▶ **EXTRACTED TEXT**

* START *

March 20th, 2007 11:54 pm by NET News Service



JOHNSON CITY - Donors have met East Tennessee State University's initial fund-raising goal for reviving its football program.


ETSU President Paul Stanton announced Tuesday that coffers had reached his $300,000 goal two weeks ahead of his deadline.


"Our alumni and community supporters have certainly sent a clear message by meeting our $300,000 goal with two weeks to spare," Stanton, who had set a March 31 deadline, said in a news release. "As our students prepare to vote on a new athletic fee later this spring, it is obvious that many people who support ETSU are behind this effort and wish to see it succeed.


"As I said in December, we still have a long way to go before we reach the end zone, but we've certainly moved the ball with this announcement."


The Buccaneer football team played its last down in 2003 after Stanton ended the program for financial reasons. Based on a task force's recommendations, Stanton agreed in December to revive play in 2010 pending a possible influx of cash from student fees and donors.


ETSU students are scheduled to vote April 10-11 on a referendum about a fee increase phased in over time to support football. If students approve the measure, ETSU would forward the fee increase to its governing body, the Tennessee Board of Regents, for consideration in June.


Football's fate also would depend on the university's ability to raise $15 million in private donations for a new stadium by next summer and $1 million in annual donor support for football operations and gender equity scholarship requirements.


Some 390 donors contributed to the campaign's initial goal, which Stanton said sent a message to students ahead of April's referendum.


ETSU Athletic Director Dave Mullins said he was encouraged by the public's response to Stanton's charge.


"Meeting this goal is a positive first step," Mullins said in the news release. "We should be encouraged by the number of individual donors who have responded so quickly.


"This allows us to move to the next step of the process and should encourage our students to realize that others are joining their efforts."

* END *

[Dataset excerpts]

* START *

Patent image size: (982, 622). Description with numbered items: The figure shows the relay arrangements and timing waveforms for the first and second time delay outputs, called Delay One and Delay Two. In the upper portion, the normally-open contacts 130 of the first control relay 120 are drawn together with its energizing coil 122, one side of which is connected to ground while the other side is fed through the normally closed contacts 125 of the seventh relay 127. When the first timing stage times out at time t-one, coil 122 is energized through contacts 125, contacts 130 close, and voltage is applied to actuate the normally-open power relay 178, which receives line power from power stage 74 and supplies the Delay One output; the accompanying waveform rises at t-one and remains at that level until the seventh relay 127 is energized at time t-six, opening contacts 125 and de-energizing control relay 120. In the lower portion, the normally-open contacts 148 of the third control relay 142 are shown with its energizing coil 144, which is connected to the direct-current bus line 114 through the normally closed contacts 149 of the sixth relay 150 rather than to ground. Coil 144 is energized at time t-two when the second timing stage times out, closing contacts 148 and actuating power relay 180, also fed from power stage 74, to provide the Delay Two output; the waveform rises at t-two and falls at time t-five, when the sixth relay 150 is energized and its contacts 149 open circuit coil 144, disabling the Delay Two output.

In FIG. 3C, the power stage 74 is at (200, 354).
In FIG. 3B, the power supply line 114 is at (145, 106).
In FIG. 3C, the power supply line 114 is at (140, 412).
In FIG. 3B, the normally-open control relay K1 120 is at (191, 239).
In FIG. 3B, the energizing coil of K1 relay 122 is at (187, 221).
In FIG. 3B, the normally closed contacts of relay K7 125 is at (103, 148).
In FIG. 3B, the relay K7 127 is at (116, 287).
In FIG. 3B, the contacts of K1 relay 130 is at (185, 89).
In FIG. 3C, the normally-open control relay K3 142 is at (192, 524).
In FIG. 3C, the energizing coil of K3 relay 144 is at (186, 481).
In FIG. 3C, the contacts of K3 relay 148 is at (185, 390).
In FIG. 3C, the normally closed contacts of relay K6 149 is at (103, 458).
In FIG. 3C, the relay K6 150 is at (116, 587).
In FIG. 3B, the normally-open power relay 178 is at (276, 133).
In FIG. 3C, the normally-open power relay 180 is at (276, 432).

* END *

▶ **WORK TO DO**
Copy the ETSU football article between "JOHNSON CITY - Donors" and "of his deadline.", inclusive, substituting "target" for each instance of "goal". Rely only on the article about the ETSU football fund-raising campaign.

▶ **EXERCISE ANSWER**
JOHNSON CITY - Donors have met East Tennessee State University's initial fund-raising target for reviving its football program.


ETSU President Paul Stanton announced Tuesday that coffers had reached his $300,000 target two weeks ahead of his deadline.